* _Goal_: Count up the lines in the following listing that hold the word "this", then give only that count.

>> begin

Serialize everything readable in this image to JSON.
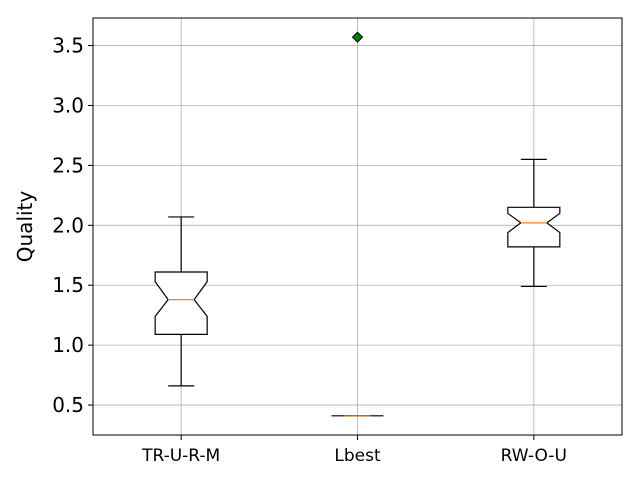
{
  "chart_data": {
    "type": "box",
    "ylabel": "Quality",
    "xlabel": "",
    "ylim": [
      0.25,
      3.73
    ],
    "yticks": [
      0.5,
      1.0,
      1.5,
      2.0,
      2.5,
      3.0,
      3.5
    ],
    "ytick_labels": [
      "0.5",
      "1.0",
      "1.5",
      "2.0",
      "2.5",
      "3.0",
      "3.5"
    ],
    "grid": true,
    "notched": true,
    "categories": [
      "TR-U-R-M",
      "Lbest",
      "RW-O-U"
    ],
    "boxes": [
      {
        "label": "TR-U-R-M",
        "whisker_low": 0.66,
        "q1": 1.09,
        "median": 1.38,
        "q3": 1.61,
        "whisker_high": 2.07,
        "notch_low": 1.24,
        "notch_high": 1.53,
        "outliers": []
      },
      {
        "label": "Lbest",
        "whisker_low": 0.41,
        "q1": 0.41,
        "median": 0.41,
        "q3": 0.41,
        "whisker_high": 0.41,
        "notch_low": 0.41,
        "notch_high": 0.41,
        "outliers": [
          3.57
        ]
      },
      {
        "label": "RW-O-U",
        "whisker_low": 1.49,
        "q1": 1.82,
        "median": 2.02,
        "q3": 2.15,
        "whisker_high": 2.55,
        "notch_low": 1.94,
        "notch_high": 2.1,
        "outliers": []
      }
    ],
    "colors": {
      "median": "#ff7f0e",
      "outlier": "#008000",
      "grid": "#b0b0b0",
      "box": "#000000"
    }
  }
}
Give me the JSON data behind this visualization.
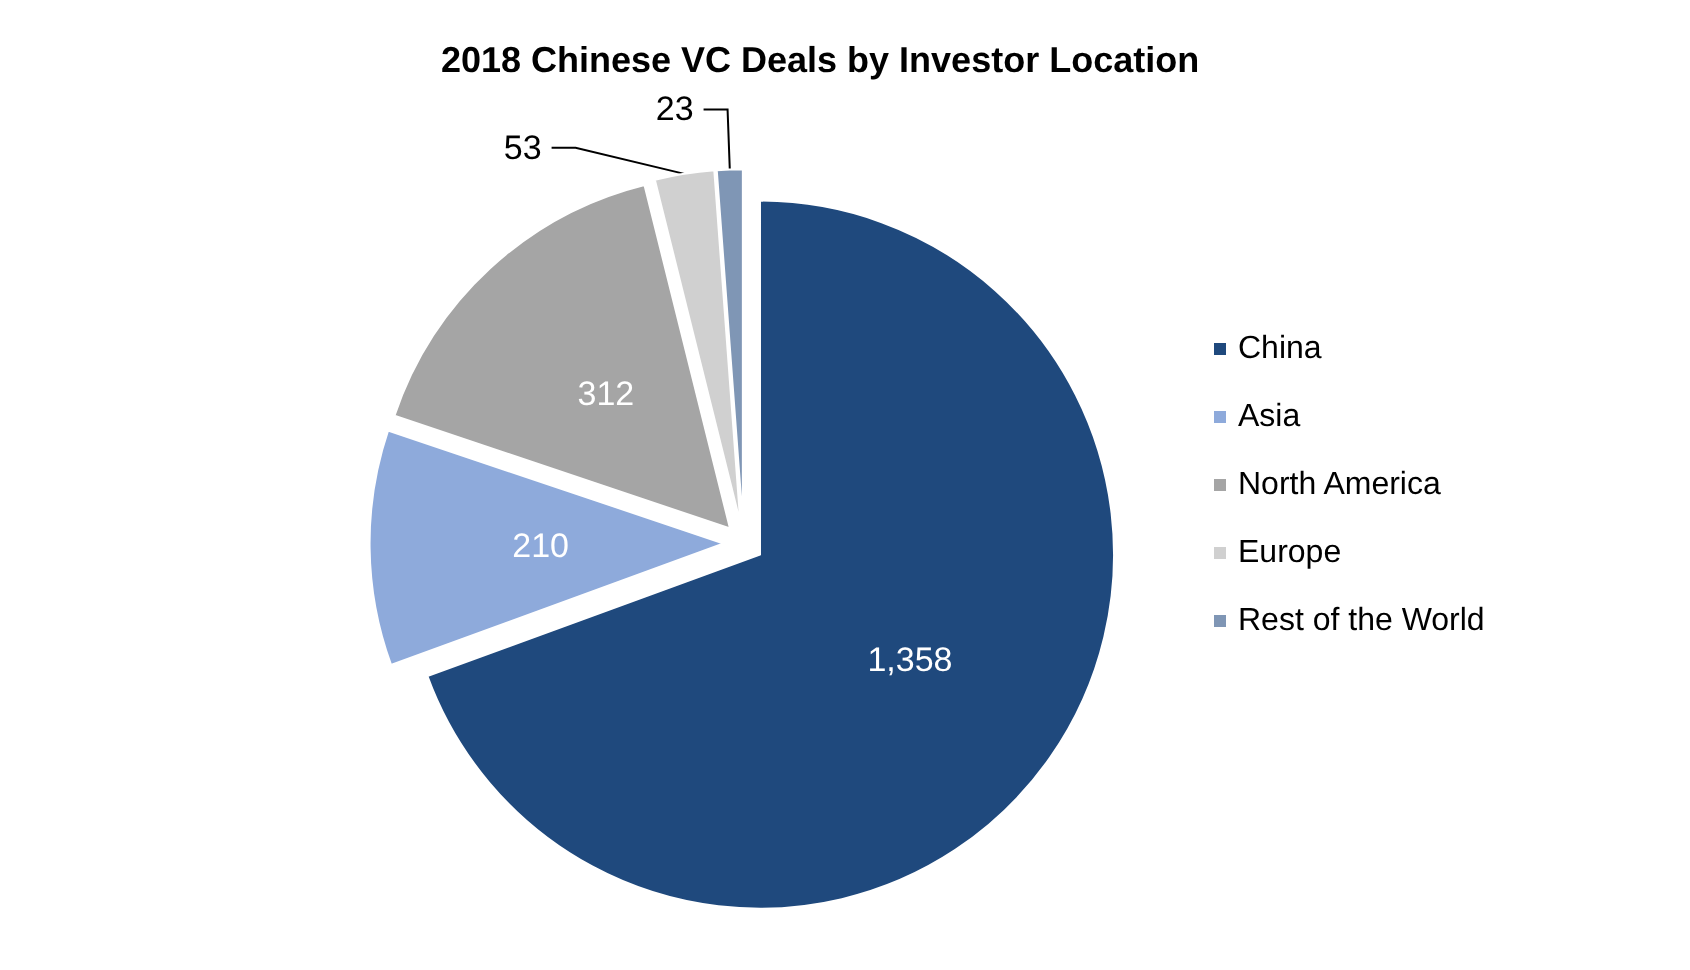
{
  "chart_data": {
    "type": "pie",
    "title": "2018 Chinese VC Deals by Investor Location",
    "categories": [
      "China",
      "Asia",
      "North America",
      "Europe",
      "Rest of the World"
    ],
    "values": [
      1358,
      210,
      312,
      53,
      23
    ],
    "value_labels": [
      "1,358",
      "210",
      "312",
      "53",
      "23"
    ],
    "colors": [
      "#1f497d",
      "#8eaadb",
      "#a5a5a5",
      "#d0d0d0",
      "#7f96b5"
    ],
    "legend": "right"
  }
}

>> end

* _Response_: 2